== GIVEN PROBLEM ==
Wherever the string "Output" occurs in a line of these records, report that line.

[Saved data entries]
####################

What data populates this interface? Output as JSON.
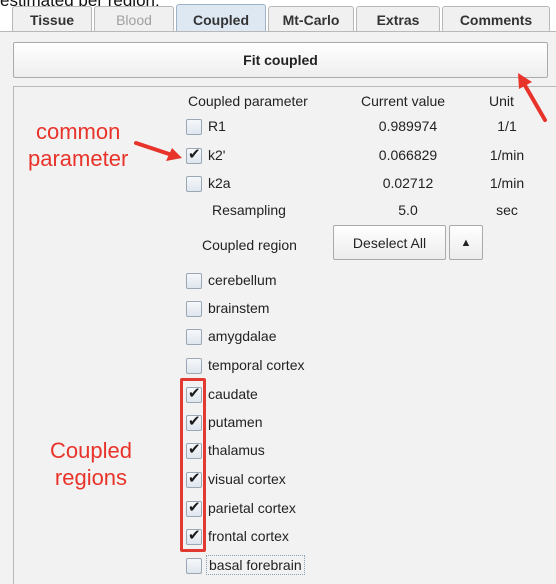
{
  "header_text": "estimated per region:",
  "tabs": [
    {
      "label": "Tissue",
      "state": "normal"
    },
    {
      "label": "Blood",
      "state": "disabled"
    },
    {
      "label": "Coupled",
      "state": "active"
    },
    {
      "label": "Mt-Carlo",
      "state": "normal"
    },
    {
      "label": "Extras",
      "state": "normal"
    },
    {
      "label": "Comments",
      "state": "normal"
    }
  ],
  "fit_button_label": "Fit coupled",
  "table": {
    "col_param": "Coupled parameter",
    "col_value": "Current value",
    "col_unit": "Unit",
    "params": [
      {
        "name": "R1",
        "checked": false,
        "value": "0.989974",
        "unit": "1/1"
      },
      {
        "name": "k2'",
        "checked": true,
        "value": "0.066829",
        "unit": "1/min"
      },
      {
        "name": "k2a",
        "checked": false,
        "value": "0.02712",
        "unit": "1/min"
      }
    ],
    "resampling_label": "Resampling",
    "resampling_value": "5.0",
    "resampling_unit": "sec"
  },
  "coupled_region_label": "Coupled region",
  "deselect_all_label": "Deselect All",
  "up_arrow_glyph": "▲",
  "regions": [
    {
      "name": "cerebellum",
      "checked": false
    },
    {
      "name": "brainstem",
      "checked": false
    },
    {
      "name": "amygdalae",
      "checked": false
    },
    {
      "name": "temporal cortex",
      "checked": false
    },
    {
      "name": "caudate",
      "checked": true
    },
    {
      "name": "putamen",
      "checked": true
    },
    {
      "name": "thalamus",
      "checked": true
    },
    {
      "name": "visual cortex",
      "checked": true
    },
    {
      "name": "parietal cortex",
      "checked": true
    },
    {
      "name": "frontal cortex",
      "checked": true
    },
    {
      "name": "basal forebrain",
      "checked": false
    }
  ],
  "annotations": {
    "common_line1": "common",
    "common_line2": "parameter",
    "coupled_line1": "Coupled",
    "coupled_line2": "regions",
    "color": "#e8332a"
  },
  "check_glyph": "✔"
}
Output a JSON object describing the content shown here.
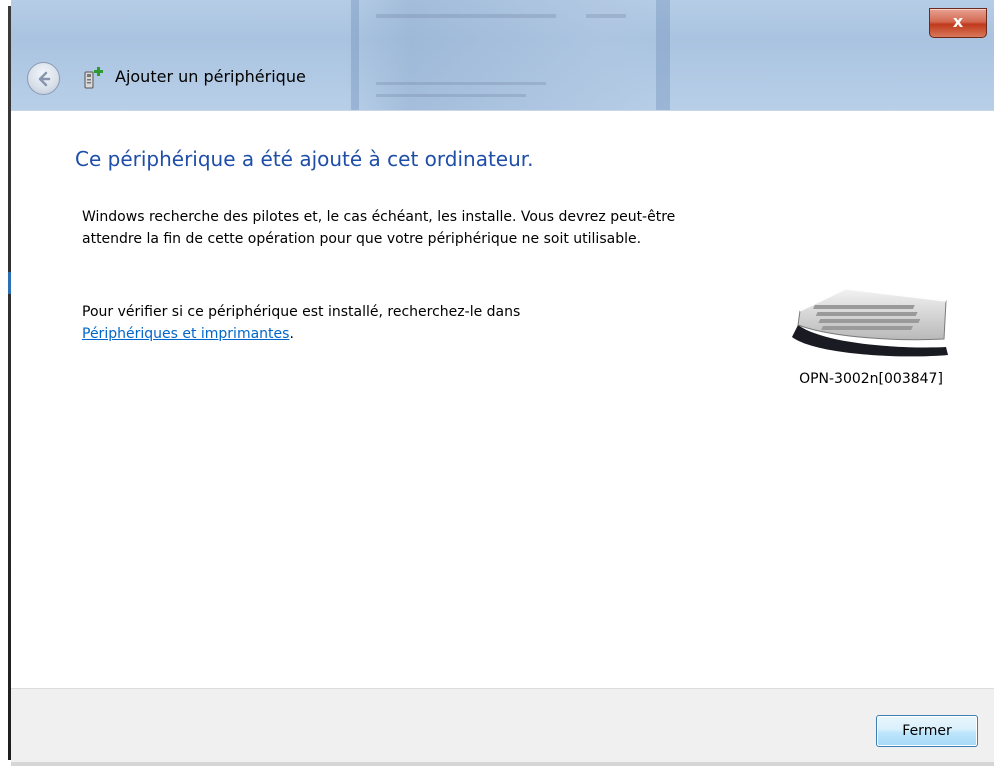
{
  "window": {
    "title": "Ajouter un périphérique",
    "close_glyph": "x"
  },
  "content": {
    "heading": "Ce périphérique a été ajouté à cet ordinateur.",
    "paragraph1": "Windows recherche des pilotes et, le cas échéant, les installe. Vous devrez peut-être attendre la fin de cette opération pour que votre périphérique ne soit utilisable.",
    "paragraph2_prefix": "Pour vérifier si ce périphérique est installé, recherchez-le dans",
    "paragraph2_link": "Périphériques et imprimantes",
    "paragraph2_suffix": ".",
    "device_name": "OPN-3002n[003847]",
    "device_icon": "keyboard-icon"
  },
  "footer": {
    "close_button_label": "Fermer"
  },
  "icons": {
    "back": "back-arrow-icon",
    "add_device": "add-device-icon",
    "close": "close-icon"
  },
  "colors": {
    "heading": "#1e4ea8",
    "link": "#0066cc",
    "close_button": "#c0391c",
    "footer_bg": "#f0f0f0"
  }
}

####################

== SOLUTION ==
What data populates this interface? Output as JSON.
Output a JSON object describing the content shown here.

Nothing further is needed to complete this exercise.